(Source records)
----------------------------------------

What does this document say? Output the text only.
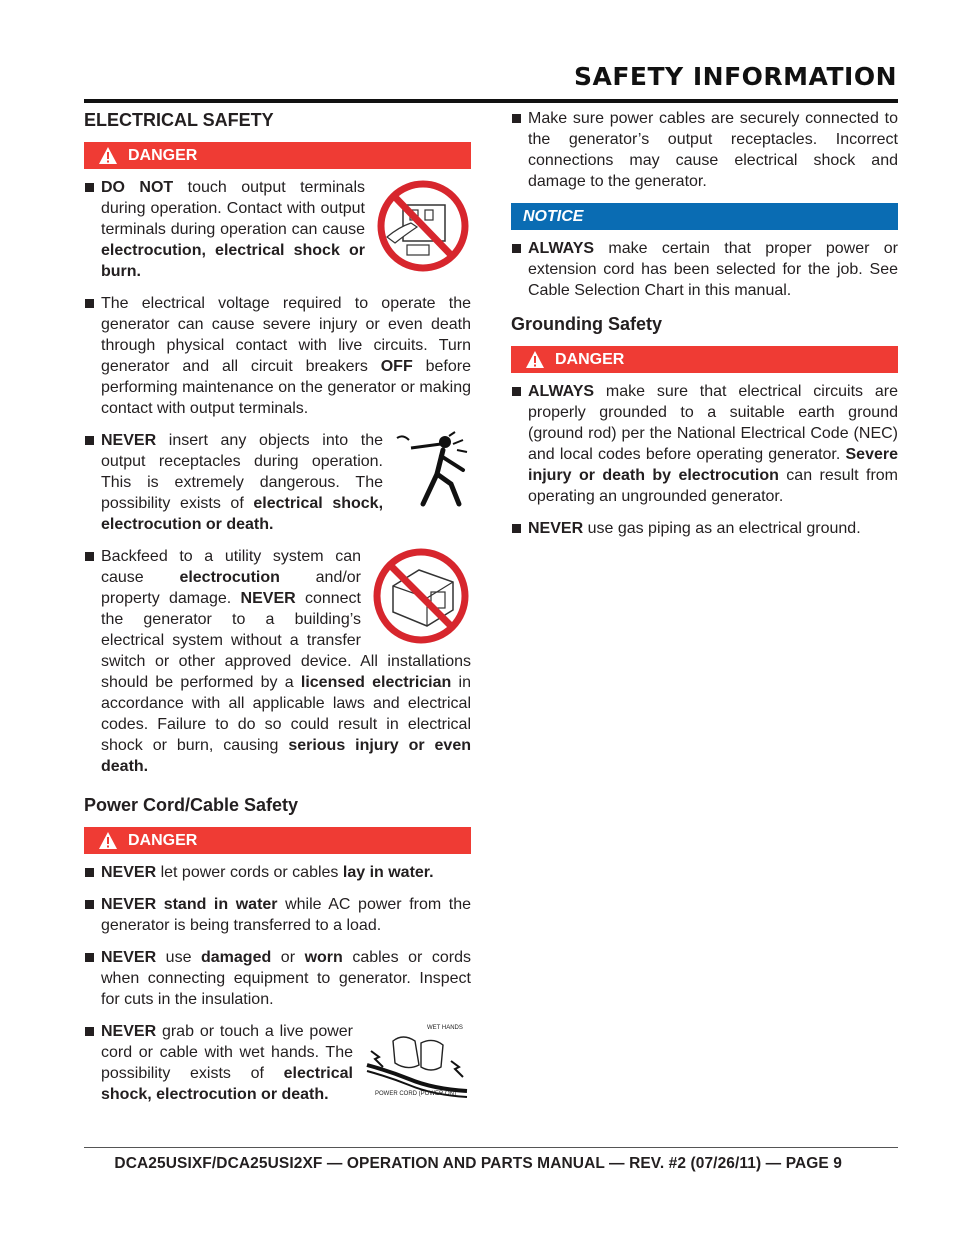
SAFETY INFORMATION
ELECTRICAL SAFETY
DANGER
DO NOT touch output terminals during operation. Contact with output terminals during operation can cause electrocution, electrical shock or burn.
The electrical voltage required to operate the generator can cause severe injury or even death through physical contact with live circuits. Turn generator and all circuit breakers OFF before performing maintenance on the generator or making contact with output terminals.
NEVER insert any objects into the output receptacles during operation. This is extremely dangerous. The possibility exists of electrical shock, electrocution or death.
Backfeed to a utility system can cause electrocution and/or property damage. NEVER connect the generator to a building’s electrical system without a transfer switch or other approved device. All installations should be performed by a licensed electrician in accordance with all applicable laws and electrical codes. Failure to do so could result in electrical shock or burn, causing serious injury or even death.
Power Cord/Cable Safety
DANGER
NEVER let power cords or cables lay in water.
NEVER stand in water while AC power from the generator is being transferred to a load.
NEVER use damaged or worn cables or cords when connecting equipment to generator. Inspect for cuts in the insulation.
WET HANDS
POWER CORD (POWER ON)
NEVER grab or touch a live power cord or cable with wet hands. The possibility exists of electrical shock, electrocution or death.
Make sure power cables are securely connected to the generator’s output receptacles. Incorrect connections may cause electrical shock and damage to the generator.
NOTICE
ALWAYS make certain that proper power or extension cord has been selected for the job. See Cable Selection Chart in this manual.
Grounding Safety
DANGER
ALWAYS make sure that electrical circuits are properly grounded to a suitable earth ground (ground rod) per the National Electrical Code (NEC) and local codes before operating generator. Severe injury or death by electrocution can result from operating an ungrounded generator.
NEVER use gas piping as an electrical ground.
DCA25USIXF/DCA25USI2XF — OPERATION AND PARTS MANUAL — REV. #2 (07/26/11) — PAGE 9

----------------------------------------

Instructions to follow: Quote the full listing above word for word; exclude every picture from the copy.

Written solution:
What does this document say? Output the text only.
SAFETY INFORMATION
ELECTRICAL SAFETY
DANGER
DO NOT touch output terminals during operation. Contact with output terminals during operation can cause electrocution, electrical shock or burn.
The electrical voltage required to operate the generator can cause severe injury or even death through physical contact with live circuits. Turn generator and all circuit breakers OFF before performing maintenance on the generator or making contact with output terminals.
NEVER insert any objects into the output receptacles during operation. This is extremely dangerous. The possibility exists of electrical shock, electrocution or death.
Backfeed to a utility system can cause electrocution and/or property damage. NEVER connect the generator to a building’s electrical system without a transfer switch or other approved device. All installations should be performed by a licensed electrician in accordance with all applicable laws and electrical codes. Failure to do so could result in electrical shock or burn, causing serious injury or even death.
Power Cord/Cable Safety
DANGER
NEVER let power cords or cables lay in water.
NEVER stand in water while AC power from the generator is being transferred to a load.
NEVER use damaged or worn cables or cords when connecting equipment to generator. Inspect for cuts in the insulation.
WET HANDS
POWER CORD (POWER ON)
NEVER grab or touch a live power cord or cable with wet hands. The possibility exists of electrical shock, electrocution or death.
Make sure power cables are securely connected to the generator’s output receptacles. Incorrect connections may cause electrical shock and damage to the generator.
NOTICE
ALWAYS make certain that proper power or extension cord has been selected for the job. See Cable Selection Chart in this manual.
Grounding Safety
DANGER
ALWAYS make sure that electrical circuits are properly grounded to a suitable earth ground (ground rod) per the National Electrical Code (NEC) and local codes before operating generator. Severe injury or death by electrocution can result from operating an ungrounded generator.
NEVER use gas piping as an electrical ground.
DCA25USIXF/DCA25USI2XF — OPERATION AND PARTS MANUAL — REV. #2 (07/26/11) — PAGE 9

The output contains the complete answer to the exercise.